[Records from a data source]
┌──
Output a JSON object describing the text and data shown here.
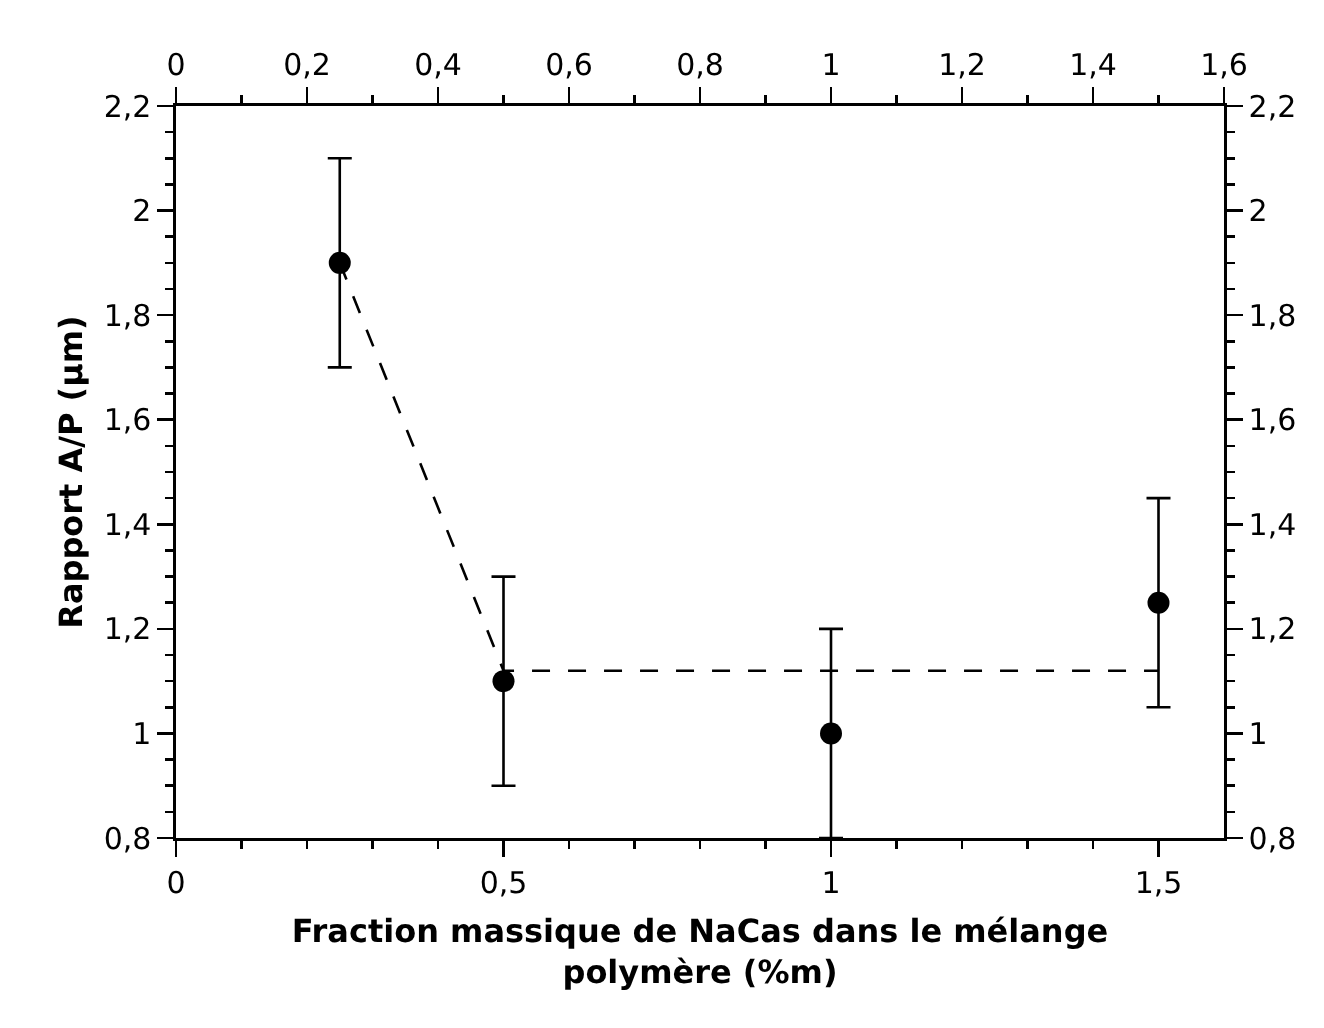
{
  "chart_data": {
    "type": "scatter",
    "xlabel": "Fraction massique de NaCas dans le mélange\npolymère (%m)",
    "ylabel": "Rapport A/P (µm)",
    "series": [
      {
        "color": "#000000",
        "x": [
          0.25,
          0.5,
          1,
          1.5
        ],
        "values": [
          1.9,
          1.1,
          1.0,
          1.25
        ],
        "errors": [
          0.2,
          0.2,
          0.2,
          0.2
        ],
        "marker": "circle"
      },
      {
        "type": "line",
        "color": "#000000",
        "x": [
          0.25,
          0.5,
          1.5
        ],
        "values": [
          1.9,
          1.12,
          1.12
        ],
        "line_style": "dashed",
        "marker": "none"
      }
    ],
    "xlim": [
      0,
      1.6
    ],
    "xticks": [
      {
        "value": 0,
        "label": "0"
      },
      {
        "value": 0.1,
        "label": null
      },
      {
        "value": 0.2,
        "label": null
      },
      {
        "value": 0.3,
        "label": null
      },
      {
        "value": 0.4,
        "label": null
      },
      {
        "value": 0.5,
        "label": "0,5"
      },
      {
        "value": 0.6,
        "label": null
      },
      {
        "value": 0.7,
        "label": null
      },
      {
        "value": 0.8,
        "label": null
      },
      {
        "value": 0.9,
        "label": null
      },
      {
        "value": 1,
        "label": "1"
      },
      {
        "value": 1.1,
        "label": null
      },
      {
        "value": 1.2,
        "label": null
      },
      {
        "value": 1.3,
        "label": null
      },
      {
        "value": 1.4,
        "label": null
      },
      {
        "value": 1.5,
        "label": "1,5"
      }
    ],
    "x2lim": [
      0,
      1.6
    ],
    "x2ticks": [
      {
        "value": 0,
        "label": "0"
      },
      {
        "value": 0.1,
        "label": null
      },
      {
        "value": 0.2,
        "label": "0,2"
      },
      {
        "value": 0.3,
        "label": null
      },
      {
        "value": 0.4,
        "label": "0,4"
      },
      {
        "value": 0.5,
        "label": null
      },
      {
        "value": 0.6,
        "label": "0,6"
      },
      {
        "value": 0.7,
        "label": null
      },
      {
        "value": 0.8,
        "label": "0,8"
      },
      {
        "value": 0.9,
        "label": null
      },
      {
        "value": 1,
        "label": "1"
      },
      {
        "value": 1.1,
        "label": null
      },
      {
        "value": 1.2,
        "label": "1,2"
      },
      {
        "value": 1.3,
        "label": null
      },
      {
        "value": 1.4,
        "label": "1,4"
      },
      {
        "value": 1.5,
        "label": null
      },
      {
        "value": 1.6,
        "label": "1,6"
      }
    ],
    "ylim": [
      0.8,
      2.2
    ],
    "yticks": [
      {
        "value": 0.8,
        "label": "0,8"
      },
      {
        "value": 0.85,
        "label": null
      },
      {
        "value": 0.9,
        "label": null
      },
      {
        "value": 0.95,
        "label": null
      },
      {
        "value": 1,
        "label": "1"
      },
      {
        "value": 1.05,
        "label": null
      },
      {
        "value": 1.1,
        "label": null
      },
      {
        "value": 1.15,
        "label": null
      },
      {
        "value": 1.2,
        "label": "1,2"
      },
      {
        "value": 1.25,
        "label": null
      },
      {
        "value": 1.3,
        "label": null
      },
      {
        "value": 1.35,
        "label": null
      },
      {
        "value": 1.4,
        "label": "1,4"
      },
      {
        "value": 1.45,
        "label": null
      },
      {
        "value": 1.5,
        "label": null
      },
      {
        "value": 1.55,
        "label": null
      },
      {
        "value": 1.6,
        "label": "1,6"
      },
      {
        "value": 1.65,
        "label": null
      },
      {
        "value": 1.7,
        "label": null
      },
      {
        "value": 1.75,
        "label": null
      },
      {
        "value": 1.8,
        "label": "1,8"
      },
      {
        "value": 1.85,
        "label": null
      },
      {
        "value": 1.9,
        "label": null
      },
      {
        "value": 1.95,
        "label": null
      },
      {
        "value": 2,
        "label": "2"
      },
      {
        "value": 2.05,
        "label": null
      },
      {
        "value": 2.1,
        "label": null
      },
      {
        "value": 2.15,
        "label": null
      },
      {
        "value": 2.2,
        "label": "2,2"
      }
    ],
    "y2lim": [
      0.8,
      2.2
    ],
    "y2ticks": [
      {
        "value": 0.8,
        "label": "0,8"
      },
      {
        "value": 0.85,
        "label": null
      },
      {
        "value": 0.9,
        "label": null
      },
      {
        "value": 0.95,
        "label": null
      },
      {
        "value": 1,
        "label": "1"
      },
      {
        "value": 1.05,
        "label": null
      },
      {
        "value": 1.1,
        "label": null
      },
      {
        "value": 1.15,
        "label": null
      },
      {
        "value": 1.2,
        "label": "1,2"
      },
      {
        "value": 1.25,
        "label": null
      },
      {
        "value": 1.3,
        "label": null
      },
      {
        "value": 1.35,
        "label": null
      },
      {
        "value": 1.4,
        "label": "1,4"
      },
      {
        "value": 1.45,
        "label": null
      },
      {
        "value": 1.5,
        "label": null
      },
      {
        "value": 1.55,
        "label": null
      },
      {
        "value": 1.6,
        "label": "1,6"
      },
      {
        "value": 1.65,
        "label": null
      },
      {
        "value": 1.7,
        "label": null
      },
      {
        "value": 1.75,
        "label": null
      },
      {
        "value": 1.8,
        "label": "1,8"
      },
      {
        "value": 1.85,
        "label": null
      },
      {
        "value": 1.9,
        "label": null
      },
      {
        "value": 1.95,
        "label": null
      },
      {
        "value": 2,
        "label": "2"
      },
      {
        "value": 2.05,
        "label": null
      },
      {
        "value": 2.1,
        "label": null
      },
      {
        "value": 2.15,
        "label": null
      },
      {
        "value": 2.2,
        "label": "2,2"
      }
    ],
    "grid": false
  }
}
└──
┌──
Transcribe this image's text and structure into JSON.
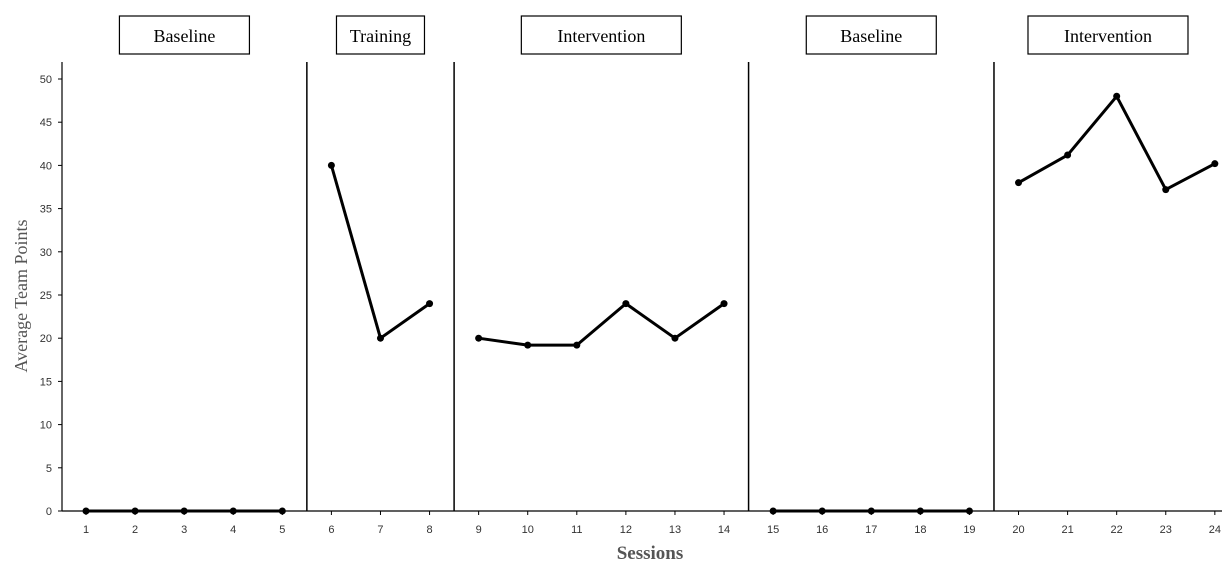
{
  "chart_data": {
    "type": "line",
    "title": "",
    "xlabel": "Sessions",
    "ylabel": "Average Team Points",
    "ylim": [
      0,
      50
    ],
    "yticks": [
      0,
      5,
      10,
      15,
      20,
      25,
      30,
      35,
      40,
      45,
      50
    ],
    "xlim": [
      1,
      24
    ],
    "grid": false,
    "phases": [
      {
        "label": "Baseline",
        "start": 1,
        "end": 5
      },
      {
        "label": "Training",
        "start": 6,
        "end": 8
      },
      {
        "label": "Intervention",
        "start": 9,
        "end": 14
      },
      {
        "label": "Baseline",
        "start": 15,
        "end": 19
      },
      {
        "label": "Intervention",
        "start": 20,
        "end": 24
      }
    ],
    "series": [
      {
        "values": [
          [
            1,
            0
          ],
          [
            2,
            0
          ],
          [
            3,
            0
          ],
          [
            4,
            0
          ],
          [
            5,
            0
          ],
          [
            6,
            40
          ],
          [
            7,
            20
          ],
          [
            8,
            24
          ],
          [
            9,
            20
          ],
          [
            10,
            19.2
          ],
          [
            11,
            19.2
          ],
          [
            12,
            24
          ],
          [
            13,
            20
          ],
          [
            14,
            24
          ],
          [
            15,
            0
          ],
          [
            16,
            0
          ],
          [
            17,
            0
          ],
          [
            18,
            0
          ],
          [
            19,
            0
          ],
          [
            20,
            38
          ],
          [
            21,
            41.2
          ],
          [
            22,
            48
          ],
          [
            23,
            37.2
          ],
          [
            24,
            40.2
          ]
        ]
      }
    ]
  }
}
└──
■ GIVEN INSTRUCTION
Pick out all lines containing the string "JSON".

■ WRITTEN SOLUTION
Output a JSON object describing the text and data shown here.
Transcribe this image's text and structure into JSON.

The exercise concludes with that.